Exercise requirements
Print all records exactly, leaving nothing out.

(Collected data entries)
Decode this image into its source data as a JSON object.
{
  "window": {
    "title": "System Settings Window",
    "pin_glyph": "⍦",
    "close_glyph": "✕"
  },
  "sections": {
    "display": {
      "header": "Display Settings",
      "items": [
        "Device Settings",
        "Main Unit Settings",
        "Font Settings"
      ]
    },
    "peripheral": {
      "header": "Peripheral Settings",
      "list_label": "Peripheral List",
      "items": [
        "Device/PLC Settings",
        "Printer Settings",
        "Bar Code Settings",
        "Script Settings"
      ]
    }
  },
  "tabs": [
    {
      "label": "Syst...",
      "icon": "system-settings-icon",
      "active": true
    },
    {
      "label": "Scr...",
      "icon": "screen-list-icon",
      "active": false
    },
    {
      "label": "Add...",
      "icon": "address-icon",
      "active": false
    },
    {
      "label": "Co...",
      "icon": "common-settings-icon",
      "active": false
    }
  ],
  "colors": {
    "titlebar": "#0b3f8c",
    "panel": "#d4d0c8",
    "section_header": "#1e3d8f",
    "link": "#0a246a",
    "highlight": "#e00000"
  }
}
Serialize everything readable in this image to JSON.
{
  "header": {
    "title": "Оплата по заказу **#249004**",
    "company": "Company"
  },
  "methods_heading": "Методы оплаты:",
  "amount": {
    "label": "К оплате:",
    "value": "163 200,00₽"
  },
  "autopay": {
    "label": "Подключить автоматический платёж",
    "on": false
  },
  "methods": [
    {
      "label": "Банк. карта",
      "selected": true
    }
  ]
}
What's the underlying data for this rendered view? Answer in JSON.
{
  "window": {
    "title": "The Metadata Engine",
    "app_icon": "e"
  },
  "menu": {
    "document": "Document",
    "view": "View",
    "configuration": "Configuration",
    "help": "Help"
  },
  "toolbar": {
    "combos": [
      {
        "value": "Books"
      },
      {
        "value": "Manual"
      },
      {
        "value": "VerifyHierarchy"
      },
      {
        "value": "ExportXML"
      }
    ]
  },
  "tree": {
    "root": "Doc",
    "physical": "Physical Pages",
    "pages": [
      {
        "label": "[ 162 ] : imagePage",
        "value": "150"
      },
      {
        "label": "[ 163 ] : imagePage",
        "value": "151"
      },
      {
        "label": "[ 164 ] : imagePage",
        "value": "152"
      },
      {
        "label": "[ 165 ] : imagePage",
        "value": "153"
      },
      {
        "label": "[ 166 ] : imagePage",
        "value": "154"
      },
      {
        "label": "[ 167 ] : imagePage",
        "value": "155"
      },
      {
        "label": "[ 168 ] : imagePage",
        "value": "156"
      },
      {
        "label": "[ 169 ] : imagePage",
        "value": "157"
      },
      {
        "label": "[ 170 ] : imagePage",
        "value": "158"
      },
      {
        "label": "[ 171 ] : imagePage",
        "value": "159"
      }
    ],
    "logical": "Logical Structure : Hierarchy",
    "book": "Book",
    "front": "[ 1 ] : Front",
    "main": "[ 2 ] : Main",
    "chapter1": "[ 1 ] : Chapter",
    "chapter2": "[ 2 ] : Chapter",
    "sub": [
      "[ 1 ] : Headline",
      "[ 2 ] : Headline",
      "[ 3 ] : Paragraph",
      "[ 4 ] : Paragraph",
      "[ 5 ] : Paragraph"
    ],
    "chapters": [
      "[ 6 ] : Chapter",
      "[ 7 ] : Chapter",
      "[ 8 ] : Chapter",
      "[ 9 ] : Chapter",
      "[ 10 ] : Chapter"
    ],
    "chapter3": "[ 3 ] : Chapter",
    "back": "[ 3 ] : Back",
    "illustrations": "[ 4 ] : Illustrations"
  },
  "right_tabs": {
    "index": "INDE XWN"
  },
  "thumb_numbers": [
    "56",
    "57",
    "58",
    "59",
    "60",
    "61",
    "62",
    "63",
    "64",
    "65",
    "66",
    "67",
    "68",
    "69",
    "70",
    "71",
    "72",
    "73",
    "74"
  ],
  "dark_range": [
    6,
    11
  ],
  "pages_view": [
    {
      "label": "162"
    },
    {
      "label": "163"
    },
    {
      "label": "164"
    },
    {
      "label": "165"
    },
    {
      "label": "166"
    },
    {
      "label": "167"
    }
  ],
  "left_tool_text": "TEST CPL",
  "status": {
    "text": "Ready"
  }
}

Result for this exercise
Decode this image into its source data as a JSON object.
{
  "window": {
    "title": "System Settings Window",
    "pin_glyph": "⍦",
    "close_glyph": "✕"
  },
  "sections": {
    "display": {
      "header": "Display Settings",
      "items": [
        "Device Settings",
        "Main Unit Settings",
        "Font Settings"
      ]
    },
    "peripheral": {
      "header": "Peripheral Settings",
      "list_label": "Peripheral List",
      "items": [
        "Device/PLC Settings",
        "Printer Settings",
        "Bar Code Settings",
        "Script Settings"
      ]
    }
  },
  "tabs": [
    {
      "label": "Syst...",
      "icon": "system-settings-icon",
      "active": true
    },
    {
      "label": "Scr...",
      "icon": "screen-list-icon",
      "active": false
    },
    {
      "label": "Add...",
      "icon": "address-icon",
      "active": false
    },
    {
      "label": "Co...",
      "icon": "common-settings-icon",
      "active": false
    }
  ],
  "colors": {
    "titlebar": "#0b3f8c",
    "panel": "#d4d0c8",
    "section_header": "#1e3d8f",
    "link": "#0a246a",
    "highlight": "#e00000"
  }
}
Serialize everything readable in this image to JSON.
{
  "header": {
    "title": "Оплата по заказу **#249004**",
    "company": "Company"
  },
  "methods_heading": "Методы оплаты:",
  "amount": {
    "label": "К оплате:",
    "value": "163 200,00₽"
  },
  "autopay": {
    "label": "Подключить автоматический платёж",
    "on": false
  },
  "methods": [
    {
      "label": "Банк. карта",
      "selected": true
    }
  ]
}
What's the underlying data for this rendered view? Answer in JSON.
{
  "window": {
    "title": "The Metadata Engine",
    "app_icon": "e"
  },
  "menu": {
    "document": "Document",
    "view": "View",
    "configuration": "Configuration",
    "help": "Help"
  },
  "toolbar": {
    "combos": [
      {
        "value": "Books"
      },
      {
        "value": "Manual"
      },
      {
        "value": "VerifyHierarchy"
      },
      {
        "value": "ExportXML"
      }
    ]
  },
  "tree": {
    "root": "Doc",
    "physical": "Physical Pages",
    "pages": [
      {
        "label": "[ 162 ] : imagePage",
        "value": "150"
      },
      {
        "label": "[ 163 ] : imagePage",
        "value": "151"
      },
      {
        "label": "[ 164 ] : imagePage",
        "value": "152"
      },
      {
        "label": "[ 165 ] : imagePage",
        "value": "153"
      },
      {
        "label": "[ 166 ] : imagePage",
        "value": "154"
      },
      {
        "label": "[ 167 ] : imagePage",
        "value": "155"
      },
      {
        "label": "[ 168 ] : imagePage",
        "value": "156"
      },
      {
        "label": "[ 169 ] : imagePage",
        "value": "157"
      },
      {
        "label": "[ 170 ] : imagePage",
        "value": "158"
      },
      {
        "label": "[ 171 ] : imagePage",
        "value": "159"
      }
    ],
    "logical": "Logical Structure : Hierarchy",
    "book": "Book",
    "front": "[ 1 ] : Front",
    "main": "[ 2 ] : Main",
    "chapter1": "[ 1 ] : Chapter",
    "chapter2": "[ 2 ] : Chapter",
    "sub": [
      "[ 1 ] : Headline",
      "[ 2 ] : Headline",
      "[ 3 ] : Paragraph",
      "[ 4 ] : Paragraph",
      "[ 5 ] : Paragraph"
    ],
    "chapters": [
      "[ 6 ] : Chapter",
      "[ 7 ] : Chapter",
      "[ 8 ] : Chapter",
      "[ 9 ] : Chapter",
      "[ 10 ] : Chapter"
    ],
    "chapter3": "[ 3 ] : Chapter",
    "back": "[ 3 ] : Back",
    "illustrations": "[ 4 ] : Illustrations"
  },
  "right_tabs": {
    "index": "INDE XWN"
  },
  "thumb_numbers": [
    "56",
    "57",
    "58",
    "59",
    "60",
    "61",
    "62",
    "63",
    "64",
    "65",
    "66",
    "67",
    "68",
    "69",
    "70",
    "71",
    "72",
    "73",
    "74"
  ],
  "dark_range": [
    6,
    11
  ],
  "pages_view": [
    {
      "label": "162"
    },
    {
      "label": "163"
    },
    {
      "label": "164"
    },
    {
      "label": "165"
    },
    {
      "label": "166"
    },
    {
      "label": "167"
    }
  ],
  "left_tool_text": "TEST CPL",
  "status": {
    "text": "Ready"
  }
}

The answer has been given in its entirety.